==== Source material ====
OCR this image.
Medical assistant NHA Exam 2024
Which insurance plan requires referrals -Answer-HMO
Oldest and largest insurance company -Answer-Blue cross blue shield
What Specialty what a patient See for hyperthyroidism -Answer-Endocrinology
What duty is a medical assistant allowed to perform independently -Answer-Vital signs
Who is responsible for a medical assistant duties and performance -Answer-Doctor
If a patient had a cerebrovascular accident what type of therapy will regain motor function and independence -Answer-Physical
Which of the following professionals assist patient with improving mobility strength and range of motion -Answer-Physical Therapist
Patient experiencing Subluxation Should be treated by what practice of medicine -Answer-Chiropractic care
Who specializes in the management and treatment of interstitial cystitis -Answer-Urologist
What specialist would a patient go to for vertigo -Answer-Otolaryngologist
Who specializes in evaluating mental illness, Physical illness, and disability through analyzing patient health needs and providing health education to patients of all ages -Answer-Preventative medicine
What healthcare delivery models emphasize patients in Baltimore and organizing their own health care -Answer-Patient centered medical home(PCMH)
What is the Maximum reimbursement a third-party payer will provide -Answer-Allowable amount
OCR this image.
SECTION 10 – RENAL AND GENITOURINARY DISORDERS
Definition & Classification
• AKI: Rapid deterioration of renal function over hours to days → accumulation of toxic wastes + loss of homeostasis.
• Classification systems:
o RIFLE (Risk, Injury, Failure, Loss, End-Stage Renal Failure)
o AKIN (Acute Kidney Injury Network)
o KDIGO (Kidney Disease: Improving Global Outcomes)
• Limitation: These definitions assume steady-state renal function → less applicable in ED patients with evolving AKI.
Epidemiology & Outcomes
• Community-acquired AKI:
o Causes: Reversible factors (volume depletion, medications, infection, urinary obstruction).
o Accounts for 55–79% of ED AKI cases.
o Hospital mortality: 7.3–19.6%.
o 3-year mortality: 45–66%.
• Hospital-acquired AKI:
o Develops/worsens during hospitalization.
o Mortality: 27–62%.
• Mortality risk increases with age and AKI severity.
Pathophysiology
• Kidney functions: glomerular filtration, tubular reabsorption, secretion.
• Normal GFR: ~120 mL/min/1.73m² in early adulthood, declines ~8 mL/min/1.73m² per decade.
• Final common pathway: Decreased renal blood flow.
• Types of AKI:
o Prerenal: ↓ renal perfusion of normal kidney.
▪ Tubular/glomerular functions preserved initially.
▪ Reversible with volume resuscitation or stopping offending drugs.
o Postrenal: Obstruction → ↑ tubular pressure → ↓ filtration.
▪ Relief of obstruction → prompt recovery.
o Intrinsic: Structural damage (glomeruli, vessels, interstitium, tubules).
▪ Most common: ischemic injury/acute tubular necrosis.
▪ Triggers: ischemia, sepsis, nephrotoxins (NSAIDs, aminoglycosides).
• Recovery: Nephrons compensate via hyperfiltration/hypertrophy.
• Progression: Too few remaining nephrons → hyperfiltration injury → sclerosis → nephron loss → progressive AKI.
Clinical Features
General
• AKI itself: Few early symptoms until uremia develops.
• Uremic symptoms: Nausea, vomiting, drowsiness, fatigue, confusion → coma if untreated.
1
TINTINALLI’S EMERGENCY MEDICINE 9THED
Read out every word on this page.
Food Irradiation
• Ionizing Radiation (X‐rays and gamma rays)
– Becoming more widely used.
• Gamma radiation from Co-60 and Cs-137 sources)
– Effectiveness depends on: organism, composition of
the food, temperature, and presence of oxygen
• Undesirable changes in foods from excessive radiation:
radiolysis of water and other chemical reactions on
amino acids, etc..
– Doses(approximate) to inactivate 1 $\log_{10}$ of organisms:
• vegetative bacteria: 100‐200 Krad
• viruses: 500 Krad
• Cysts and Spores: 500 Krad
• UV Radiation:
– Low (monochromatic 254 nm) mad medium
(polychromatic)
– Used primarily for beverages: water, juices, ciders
====
== How to complete this task ==
Set down the listing in full, keeping every word exactly as it is.

== Result below ==
OCR this image.
Medical assistant NHA Exam 2024
Which insurance plan requires referrals -Answer-HMO
Oldest and largest insurance company -Answer-Blue cross blue shield
What Specialty what a patient See for hyperthyroidism -Answer-Endocrinology
What duty is a medical assistant allowed to perform independently -Answer-Vital signs
Who is responsible for a medical assistant duties and performance -Answer-Doctor
If a patient had a cerebrovascular accident what type of therapy will regain motor function and independence -Answer-Physical
Which of the following professionals assist patient with improving mobility strength and range of motion -Answer-Physical Therapist
Patient experiencing Subluxation Should be treated by what practice of medicine -Answer-Chiropractic care
Who specializes in the management and treatment of interstitial cystitis -Answer-Urologist
What specialist would a patient go to for vertigo -Answer-Otolaryngologist
Who specializes in evaluating mental illness, Physical illness, and disability through analyzing patient health needs and providing health education to patients of all ages -Answer-Preventative medicine
What healthcare delivery models emphasize patients in Baltimore and organizing their own health care -Answer-Patient centered medical home(PCMH)
What is the Maximum reimbursement a third-party payer will provide -Answer-Allowable amount
OCR this image.
SECTION 10 – RENAL AND GENITOURINARY DISORDERS
Definition & Classification
• AKI: Rapid deterioration of renal function over hours to days → accumulation of toxic wastes + loss of homeostasis.
• Classification systems:
o RIFLE (Risk, Injury, Failure, Loss, End-Stage Renal Failure)
o AKIN (Acute Kidney Injury Network)
o KDIGO (Kidney Disease: Improving Global Outcomes)
• Limitation: These definitions assume steady-state renal function → less applicable in ED patients with evolving AKI.
Epidemiology & Outcomes
• Community-acquired AKI:
o Causes: Reversible factors (volume depletion, medications, infection, urinary obstruction).
o Accounts for 55–79% of ED AKI cases.
o Hospital mortality: 7.3–19.6%.
o 3-year mortality: 45–66%.
• Hospital-acquired AKI:
o Develops/worsens during hospitalization.
o Mortality: 27–62%.
• Mortality risk increases with age and AKI severity.
Pathophysiology
• Kidney functions: glomerular filtration, tubular reabsorption, secretion.
• Normal GFR: ~120 mL/min/1.73m² in early adulthood, declines ~8 mL/min/1.73m² per decade.
• Final common pathway: Decreased renal blood flow.
• Types of AKI:
o Prerenal: ↓ renal perfusion of normal kidney.
▪ Tubular/glomerular functions preserved initially.
▪ Reversible with volume resuscitation or stopping offending drugs.
o Postrenal: Obstruction → ↑ tubular pressure → ↓ filtration.
▪ Relief of obstruction → prompt recovery.
o Intrinsic: Structural damage (glomeruli, vessels, interstitium, tubules).
▪ Most common: ischemic injury/acute tubular necrosis.
▪ Triggers: ischemia, sepsis, nephrotoxins (NSAIDs, aminoglycosides).
• Recovery: Nephrons compensate via hyperfiltration/hypertrophy.
• Progression: Too few remaining nephrons → hyperfiltration injury → sclerosis → nephron loss → progressive AKI.
Clinical Features
General
• AKI itself: Few early symptoms until uremia develops.
• Uremic symptoms: Nausea, vomiting, drowsiness, fatigue, confusion → coma if untreated.
1
TINTINALLI’S EMERGENCY MEDICINE 9THED
Read out every word on this page.
Food Irradiation
• Ionizing Radiation (X‐rays and gamma rays)
– Becoming more widely used.
• Gamma radiation from Co-60 and Cs-137 sources)
– Effectiveness depends on: organism, composition of
the food, temperature, and presence of oxygen
• Undesirable changes in foods from excessive radiation:
radiolysis of water and other chemical reactions on
amino acids, etc..
– Doses(approximate) to inactivate 1 $\log_{10}$ of organisms:
• vegetative bacteria: 100‐200 Krad
• viruses: 500 Krad
• Cysts and Spores: 500 Krad
• UV Radiation:
– Low (monochromatic 254 nm) mad medium
(polychromatic)
– Used primarily for beverages: water, juices, ciders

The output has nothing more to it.